INSTRUCTIONS TO FOLLOW: Your task is to filter the data below down to the lines holding "JSON".

(Data extracted from a collection)
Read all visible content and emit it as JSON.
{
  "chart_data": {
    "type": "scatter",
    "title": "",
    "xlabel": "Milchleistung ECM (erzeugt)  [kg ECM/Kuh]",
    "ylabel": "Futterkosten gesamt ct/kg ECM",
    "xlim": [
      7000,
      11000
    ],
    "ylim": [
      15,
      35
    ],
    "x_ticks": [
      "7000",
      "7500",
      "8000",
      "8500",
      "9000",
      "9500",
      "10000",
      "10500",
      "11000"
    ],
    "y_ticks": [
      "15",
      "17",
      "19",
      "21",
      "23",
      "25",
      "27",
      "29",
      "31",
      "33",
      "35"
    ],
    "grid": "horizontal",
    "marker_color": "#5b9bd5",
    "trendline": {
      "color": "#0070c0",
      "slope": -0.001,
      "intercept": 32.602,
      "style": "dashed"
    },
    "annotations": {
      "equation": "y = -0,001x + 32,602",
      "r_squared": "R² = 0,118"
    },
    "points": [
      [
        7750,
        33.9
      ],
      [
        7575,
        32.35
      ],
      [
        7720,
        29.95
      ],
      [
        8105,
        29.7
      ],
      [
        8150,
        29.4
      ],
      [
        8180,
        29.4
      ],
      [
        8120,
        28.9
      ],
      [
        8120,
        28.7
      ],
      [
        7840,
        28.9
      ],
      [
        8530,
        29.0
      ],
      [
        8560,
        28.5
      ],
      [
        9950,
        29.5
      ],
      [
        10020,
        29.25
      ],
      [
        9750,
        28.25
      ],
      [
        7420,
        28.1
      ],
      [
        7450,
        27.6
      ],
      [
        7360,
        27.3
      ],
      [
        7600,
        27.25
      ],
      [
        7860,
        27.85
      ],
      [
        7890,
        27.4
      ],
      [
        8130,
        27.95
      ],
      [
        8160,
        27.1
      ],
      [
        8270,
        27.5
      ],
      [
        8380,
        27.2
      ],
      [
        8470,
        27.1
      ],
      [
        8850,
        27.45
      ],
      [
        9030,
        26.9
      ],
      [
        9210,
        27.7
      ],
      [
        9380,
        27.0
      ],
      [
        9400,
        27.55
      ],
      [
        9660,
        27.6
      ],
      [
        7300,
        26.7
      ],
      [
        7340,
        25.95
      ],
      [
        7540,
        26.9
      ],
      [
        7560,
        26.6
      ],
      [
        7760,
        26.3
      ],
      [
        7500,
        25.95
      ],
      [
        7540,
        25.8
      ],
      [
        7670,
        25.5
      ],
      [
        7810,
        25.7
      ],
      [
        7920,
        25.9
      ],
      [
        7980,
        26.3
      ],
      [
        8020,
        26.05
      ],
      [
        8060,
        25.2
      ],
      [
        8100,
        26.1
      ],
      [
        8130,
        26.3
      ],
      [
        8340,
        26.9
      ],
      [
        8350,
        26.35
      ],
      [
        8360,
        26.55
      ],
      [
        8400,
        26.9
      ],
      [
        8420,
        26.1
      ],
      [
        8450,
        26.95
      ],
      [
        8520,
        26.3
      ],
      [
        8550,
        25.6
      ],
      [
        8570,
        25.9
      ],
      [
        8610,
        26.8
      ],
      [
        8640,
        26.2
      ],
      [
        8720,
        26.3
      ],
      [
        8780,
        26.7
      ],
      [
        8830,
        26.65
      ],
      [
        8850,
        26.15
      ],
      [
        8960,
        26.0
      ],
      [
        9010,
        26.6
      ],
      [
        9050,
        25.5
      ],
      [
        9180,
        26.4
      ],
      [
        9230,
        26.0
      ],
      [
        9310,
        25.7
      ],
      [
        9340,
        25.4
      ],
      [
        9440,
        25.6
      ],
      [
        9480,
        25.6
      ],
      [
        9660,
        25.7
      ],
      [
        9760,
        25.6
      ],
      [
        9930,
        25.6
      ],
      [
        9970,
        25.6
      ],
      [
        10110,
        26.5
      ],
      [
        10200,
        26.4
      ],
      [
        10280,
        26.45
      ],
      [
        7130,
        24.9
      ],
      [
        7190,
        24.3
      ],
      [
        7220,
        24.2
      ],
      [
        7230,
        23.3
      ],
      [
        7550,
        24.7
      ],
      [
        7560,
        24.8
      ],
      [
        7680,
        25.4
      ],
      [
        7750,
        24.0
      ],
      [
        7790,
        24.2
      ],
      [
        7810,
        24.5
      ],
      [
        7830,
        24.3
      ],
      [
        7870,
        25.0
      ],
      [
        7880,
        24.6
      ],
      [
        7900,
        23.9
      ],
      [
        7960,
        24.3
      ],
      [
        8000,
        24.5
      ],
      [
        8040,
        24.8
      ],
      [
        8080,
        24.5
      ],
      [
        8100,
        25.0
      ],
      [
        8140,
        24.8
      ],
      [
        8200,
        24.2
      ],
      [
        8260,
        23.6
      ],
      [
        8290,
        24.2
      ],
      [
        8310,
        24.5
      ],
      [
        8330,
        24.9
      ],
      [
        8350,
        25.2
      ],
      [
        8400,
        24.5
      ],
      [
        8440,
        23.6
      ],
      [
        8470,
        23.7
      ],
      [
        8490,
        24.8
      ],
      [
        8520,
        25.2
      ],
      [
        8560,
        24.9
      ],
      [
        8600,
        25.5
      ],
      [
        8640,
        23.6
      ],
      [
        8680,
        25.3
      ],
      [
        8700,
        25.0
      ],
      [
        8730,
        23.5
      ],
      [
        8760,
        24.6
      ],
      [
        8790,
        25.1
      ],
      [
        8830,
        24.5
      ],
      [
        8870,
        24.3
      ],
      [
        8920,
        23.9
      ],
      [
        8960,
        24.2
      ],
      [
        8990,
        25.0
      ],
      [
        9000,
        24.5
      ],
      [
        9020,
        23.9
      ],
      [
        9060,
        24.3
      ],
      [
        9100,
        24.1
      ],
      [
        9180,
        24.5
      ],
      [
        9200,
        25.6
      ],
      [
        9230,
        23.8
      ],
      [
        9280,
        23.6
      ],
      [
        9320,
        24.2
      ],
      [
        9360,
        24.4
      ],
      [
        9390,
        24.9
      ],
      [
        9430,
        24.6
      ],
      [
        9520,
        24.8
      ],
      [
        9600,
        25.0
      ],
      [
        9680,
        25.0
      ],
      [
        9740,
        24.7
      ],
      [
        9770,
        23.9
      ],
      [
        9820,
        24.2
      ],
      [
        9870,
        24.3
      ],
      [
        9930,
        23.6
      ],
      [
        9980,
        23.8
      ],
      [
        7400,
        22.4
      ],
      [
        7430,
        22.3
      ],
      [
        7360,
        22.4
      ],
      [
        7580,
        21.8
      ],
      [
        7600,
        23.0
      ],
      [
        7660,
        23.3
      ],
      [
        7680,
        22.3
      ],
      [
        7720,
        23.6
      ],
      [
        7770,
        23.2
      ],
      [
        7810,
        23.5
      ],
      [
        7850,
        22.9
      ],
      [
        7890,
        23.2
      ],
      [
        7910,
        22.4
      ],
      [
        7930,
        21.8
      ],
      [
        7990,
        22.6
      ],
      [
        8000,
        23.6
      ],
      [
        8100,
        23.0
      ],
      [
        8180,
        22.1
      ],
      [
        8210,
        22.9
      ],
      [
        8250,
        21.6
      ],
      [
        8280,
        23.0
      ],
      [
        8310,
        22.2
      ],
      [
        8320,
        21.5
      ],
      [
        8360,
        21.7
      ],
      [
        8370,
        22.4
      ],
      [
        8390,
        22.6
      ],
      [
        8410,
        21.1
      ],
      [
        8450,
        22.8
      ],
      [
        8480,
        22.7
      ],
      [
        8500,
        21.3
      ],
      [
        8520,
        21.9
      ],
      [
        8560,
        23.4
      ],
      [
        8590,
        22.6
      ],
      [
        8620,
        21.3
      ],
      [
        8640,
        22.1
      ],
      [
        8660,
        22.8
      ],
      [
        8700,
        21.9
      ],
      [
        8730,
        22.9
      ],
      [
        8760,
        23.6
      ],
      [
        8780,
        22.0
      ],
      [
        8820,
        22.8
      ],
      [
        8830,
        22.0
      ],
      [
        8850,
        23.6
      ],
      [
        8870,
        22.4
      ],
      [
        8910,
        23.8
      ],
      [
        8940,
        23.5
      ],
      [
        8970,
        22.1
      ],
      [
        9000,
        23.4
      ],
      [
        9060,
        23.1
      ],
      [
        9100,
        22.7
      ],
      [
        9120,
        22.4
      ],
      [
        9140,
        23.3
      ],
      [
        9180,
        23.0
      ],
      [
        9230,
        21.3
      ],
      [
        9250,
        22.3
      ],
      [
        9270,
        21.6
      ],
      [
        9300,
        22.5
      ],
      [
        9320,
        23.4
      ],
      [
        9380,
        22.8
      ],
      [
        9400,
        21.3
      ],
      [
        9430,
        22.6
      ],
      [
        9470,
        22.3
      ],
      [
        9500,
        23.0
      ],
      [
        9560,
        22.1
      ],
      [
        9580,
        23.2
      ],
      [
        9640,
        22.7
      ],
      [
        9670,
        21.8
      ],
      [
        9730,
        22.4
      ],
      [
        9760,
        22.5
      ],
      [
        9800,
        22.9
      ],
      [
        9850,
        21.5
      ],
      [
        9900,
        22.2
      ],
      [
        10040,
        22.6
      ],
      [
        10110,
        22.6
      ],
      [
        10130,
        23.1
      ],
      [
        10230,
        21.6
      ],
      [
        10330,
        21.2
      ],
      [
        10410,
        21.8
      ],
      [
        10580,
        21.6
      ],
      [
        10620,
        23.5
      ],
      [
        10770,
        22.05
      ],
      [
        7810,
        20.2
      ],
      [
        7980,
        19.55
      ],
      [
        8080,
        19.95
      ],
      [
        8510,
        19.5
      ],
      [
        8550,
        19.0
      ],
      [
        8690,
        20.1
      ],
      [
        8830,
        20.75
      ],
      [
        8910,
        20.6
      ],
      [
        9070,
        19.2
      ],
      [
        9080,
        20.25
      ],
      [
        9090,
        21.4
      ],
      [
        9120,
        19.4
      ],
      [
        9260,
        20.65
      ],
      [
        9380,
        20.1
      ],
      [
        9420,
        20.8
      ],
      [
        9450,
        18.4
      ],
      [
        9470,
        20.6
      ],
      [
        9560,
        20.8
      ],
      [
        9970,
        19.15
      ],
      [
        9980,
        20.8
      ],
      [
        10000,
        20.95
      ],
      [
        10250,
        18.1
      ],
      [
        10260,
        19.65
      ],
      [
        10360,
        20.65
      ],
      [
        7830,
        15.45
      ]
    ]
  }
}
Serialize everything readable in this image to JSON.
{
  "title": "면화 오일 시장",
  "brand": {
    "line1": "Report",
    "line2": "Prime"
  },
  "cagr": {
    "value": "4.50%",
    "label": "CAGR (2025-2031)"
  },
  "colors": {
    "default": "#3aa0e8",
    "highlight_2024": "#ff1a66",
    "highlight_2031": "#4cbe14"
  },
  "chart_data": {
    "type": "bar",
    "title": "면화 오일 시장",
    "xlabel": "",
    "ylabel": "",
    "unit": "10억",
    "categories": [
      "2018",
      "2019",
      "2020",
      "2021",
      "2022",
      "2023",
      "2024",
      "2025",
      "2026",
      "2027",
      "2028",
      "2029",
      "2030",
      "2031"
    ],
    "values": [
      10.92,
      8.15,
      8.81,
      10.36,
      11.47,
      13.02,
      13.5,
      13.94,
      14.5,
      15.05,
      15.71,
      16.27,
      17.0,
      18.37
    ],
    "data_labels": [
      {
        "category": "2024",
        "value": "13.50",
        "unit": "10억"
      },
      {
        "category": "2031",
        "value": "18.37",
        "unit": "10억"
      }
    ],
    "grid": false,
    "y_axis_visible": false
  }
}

RESPONSE:
Read all visible content and emit it as JSON.
Serialize everything readable in this image to JSON.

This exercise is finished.